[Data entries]
____________________

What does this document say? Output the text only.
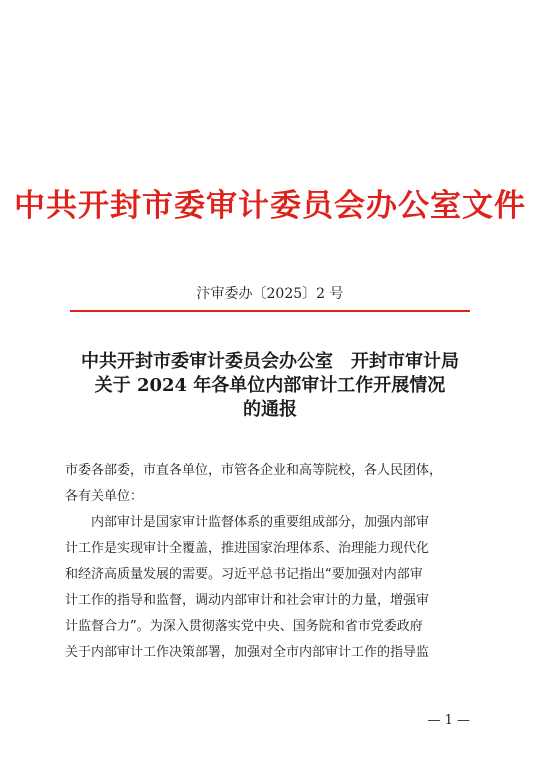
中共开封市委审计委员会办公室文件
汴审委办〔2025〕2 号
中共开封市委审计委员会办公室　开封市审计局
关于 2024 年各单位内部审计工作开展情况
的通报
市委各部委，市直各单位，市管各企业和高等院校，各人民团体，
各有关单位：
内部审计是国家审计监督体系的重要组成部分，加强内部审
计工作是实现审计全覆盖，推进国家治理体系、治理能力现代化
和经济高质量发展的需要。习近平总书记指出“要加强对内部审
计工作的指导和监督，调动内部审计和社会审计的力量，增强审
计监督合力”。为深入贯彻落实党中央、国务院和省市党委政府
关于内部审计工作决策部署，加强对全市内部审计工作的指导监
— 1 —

____________________

What is needed ▸ Output the entries above exactly, without their pictures.

The answer ▸
What does this document say? Output the text only.
中共开封市委审计委员会办公室文件
汴审委办〔2025〕2 号
中共开封市委审计委员会办公室　开封市审计局
关于 2024 年各单位内部审计工作开展情况
的通报
市委各部委，市直各单位，市管各企业和高等院校，各人民团体，
各有关单位：
内部审计是国家审计监督体系的重要组成部分，加强内部审
计工作是实现审计全覆盖，推进国家治理体系、治理能力现代化
和经济高质量发展的需要。习近平总书记指出“要加强对内部审
计工作的指导和监督，调动内部审计和社会审计的力量，增强审
计监督合力”。为深入贯彻落实党中央、国务院和省市党委政府
关于内部审计工作决策部署，加强对全市内部审计工作的指导监
— 1 —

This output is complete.